━━━ Excerpted data ━━━
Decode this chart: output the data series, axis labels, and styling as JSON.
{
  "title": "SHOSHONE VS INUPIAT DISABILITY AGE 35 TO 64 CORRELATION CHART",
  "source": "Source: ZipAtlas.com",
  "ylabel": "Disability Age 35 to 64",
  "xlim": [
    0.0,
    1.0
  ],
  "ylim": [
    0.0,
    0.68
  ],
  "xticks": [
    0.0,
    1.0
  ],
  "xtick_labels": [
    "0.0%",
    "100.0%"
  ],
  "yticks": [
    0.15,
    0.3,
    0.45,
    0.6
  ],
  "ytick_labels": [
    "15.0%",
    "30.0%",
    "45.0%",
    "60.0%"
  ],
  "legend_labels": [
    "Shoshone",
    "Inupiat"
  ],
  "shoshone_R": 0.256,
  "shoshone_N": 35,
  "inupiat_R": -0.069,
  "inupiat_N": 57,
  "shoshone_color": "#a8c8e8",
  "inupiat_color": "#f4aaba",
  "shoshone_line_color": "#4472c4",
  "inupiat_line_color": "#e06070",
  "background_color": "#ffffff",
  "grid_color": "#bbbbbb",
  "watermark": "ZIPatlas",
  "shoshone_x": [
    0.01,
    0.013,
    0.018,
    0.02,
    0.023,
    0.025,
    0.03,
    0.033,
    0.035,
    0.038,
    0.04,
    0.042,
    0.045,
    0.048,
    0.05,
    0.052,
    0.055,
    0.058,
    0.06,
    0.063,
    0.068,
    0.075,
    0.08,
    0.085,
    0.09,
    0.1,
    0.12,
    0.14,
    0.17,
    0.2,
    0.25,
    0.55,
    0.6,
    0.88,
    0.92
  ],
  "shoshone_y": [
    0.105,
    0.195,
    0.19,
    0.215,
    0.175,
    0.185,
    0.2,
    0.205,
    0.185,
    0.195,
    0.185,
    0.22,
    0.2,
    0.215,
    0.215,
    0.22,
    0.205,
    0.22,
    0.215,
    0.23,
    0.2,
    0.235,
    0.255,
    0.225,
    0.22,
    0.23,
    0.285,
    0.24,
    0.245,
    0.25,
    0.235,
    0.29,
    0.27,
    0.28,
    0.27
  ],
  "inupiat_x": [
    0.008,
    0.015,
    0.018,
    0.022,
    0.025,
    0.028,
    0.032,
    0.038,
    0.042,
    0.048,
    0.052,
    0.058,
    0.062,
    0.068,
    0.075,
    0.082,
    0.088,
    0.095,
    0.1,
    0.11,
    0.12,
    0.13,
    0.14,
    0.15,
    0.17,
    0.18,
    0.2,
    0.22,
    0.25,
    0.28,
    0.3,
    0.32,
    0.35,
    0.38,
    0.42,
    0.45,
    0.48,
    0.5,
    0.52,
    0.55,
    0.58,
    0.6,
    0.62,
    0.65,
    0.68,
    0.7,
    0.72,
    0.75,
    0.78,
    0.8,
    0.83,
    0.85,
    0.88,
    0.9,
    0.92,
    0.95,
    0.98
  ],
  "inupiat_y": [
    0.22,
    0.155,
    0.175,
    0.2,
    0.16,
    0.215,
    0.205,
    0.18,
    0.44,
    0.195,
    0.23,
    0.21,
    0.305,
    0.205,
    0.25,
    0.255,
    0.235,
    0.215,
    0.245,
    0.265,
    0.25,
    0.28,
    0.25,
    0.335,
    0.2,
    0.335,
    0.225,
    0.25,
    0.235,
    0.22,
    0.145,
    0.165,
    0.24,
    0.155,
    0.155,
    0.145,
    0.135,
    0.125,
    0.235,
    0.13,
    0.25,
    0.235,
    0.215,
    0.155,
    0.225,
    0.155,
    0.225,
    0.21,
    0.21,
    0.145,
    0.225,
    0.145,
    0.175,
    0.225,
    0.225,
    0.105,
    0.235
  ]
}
━━━
━━━ Excerpted data ━━━
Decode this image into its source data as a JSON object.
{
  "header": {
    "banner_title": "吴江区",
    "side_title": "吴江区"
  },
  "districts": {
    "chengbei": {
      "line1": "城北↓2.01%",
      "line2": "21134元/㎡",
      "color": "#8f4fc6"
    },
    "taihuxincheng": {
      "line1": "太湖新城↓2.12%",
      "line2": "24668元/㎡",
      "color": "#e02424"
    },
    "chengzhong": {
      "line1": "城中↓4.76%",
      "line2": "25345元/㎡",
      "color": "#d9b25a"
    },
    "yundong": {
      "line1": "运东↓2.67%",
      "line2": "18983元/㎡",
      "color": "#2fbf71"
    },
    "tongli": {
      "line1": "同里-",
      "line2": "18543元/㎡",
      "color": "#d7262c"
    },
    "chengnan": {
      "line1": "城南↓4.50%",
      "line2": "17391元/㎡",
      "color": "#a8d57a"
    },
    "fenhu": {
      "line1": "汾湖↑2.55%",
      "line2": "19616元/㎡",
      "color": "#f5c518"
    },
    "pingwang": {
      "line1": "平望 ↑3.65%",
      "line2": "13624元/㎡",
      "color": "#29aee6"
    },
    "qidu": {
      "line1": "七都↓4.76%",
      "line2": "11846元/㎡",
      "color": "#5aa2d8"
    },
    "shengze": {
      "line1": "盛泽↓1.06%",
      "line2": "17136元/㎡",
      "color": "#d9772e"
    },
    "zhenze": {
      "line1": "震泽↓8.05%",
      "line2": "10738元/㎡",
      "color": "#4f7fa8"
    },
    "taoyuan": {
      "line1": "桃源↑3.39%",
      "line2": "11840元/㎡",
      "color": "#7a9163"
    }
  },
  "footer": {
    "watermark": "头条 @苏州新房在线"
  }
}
━━━
━━━ Excerpted data ━━━
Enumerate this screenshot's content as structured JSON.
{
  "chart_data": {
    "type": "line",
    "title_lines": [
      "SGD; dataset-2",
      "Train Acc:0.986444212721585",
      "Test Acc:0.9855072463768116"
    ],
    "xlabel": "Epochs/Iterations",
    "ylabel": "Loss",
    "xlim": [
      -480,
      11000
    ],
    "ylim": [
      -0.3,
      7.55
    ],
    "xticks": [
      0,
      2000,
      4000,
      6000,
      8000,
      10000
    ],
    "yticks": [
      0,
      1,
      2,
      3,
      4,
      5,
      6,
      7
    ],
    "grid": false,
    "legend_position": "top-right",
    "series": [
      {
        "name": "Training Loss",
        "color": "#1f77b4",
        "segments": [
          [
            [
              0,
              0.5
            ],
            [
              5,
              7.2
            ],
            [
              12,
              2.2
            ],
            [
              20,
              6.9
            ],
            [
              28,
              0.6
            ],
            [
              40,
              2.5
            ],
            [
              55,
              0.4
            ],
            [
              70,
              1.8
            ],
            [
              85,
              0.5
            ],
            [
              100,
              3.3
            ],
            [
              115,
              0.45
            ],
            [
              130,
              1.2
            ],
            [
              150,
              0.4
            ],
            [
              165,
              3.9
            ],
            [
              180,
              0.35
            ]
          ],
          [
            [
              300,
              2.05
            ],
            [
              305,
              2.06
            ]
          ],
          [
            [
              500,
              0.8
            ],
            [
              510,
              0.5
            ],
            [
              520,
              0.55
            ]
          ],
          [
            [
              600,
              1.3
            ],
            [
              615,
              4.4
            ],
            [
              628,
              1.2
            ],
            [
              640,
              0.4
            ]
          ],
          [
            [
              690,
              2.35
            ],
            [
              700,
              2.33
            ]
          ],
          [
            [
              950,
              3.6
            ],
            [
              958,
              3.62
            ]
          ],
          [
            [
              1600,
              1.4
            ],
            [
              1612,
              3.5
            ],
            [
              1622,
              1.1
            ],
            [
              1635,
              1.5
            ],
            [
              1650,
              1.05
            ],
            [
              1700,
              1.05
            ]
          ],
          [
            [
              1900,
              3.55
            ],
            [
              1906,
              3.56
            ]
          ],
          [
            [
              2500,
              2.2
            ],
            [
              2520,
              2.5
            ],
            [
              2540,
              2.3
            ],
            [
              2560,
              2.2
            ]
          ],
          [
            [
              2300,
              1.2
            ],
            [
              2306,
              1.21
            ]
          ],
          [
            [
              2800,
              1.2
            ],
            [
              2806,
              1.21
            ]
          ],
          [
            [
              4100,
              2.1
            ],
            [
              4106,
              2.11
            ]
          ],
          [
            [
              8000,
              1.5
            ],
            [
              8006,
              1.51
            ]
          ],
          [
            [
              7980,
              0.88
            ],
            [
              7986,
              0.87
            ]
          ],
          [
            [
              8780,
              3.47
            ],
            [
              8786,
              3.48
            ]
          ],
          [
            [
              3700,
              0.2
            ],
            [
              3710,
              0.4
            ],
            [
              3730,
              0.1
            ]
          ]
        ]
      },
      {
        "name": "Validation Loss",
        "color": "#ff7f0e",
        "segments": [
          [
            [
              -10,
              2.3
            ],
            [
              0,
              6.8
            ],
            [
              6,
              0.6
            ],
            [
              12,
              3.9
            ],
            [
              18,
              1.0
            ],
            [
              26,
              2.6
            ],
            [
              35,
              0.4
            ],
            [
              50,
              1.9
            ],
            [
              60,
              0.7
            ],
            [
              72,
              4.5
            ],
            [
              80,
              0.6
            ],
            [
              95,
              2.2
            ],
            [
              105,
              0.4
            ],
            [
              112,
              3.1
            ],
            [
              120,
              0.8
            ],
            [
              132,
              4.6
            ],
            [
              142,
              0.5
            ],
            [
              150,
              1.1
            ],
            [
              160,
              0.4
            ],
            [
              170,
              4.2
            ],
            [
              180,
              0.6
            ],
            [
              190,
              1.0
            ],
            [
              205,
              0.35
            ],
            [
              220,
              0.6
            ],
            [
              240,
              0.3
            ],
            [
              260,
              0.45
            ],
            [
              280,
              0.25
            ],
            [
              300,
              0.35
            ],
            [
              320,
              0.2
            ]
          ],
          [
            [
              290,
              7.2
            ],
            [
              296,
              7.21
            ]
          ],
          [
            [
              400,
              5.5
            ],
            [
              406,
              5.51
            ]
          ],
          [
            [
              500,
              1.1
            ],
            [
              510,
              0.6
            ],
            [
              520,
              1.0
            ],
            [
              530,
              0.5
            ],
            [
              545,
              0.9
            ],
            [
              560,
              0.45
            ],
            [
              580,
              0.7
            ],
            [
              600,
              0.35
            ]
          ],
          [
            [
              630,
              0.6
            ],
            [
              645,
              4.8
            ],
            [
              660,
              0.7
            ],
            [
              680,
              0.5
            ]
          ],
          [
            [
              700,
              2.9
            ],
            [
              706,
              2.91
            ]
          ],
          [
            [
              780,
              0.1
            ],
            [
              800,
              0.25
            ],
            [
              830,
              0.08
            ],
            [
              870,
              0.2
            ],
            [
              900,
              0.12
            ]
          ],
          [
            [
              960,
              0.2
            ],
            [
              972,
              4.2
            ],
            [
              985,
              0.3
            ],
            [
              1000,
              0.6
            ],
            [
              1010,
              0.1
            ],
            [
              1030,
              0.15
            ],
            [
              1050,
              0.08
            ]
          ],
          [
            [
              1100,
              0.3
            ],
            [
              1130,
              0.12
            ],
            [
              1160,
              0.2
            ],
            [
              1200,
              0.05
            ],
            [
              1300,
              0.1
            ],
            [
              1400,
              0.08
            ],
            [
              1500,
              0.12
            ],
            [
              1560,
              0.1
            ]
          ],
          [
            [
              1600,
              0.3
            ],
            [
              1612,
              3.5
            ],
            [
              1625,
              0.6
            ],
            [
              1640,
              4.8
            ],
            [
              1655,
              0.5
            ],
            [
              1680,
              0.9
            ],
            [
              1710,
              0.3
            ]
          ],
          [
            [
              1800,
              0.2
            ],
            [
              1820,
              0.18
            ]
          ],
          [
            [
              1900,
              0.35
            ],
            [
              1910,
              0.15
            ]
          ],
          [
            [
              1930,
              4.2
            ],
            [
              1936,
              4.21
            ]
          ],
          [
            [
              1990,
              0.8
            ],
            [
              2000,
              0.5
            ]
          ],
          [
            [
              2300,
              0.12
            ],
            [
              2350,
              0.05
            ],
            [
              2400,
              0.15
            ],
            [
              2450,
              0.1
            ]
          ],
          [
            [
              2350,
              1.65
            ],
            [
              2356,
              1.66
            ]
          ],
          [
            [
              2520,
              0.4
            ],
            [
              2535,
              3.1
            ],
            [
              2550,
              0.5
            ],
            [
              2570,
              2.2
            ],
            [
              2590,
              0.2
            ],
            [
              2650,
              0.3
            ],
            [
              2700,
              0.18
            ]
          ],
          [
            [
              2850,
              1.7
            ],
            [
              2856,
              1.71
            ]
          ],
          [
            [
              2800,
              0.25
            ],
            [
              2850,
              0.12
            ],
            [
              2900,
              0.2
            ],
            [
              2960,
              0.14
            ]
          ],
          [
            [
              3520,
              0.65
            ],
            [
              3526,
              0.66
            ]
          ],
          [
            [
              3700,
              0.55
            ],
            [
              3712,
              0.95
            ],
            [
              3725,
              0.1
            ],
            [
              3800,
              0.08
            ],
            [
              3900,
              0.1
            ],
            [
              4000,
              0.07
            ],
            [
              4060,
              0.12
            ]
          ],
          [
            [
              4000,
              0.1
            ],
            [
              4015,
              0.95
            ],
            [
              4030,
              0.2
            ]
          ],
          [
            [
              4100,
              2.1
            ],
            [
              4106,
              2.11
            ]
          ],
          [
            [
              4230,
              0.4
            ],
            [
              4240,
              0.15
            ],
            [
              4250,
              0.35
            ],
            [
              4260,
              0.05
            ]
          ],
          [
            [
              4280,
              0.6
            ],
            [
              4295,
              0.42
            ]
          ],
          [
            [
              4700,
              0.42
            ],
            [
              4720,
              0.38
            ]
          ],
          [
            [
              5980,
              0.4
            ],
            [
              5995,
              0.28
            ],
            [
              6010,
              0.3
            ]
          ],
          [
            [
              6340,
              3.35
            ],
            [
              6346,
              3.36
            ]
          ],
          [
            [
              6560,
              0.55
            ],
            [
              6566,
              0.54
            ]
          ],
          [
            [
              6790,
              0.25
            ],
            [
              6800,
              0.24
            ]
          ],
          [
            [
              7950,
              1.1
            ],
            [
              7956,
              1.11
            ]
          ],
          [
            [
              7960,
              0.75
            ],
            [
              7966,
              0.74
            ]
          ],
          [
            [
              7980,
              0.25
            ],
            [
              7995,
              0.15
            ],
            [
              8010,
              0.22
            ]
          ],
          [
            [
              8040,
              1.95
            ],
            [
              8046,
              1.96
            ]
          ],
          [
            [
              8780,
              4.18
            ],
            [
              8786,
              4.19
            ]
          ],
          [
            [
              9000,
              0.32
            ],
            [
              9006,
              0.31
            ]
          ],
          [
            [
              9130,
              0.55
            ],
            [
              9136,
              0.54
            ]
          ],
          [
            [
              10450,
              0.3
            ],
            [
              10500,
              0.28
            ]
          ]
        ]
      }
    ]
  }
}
━━━
Your objective ::
Go through the listing above and return every line where the word "Decode" occurs.

Output ::
Decode this chart: output the data series, axis labels, and styling as JSON.
Decode this image into its source data as a JSON object.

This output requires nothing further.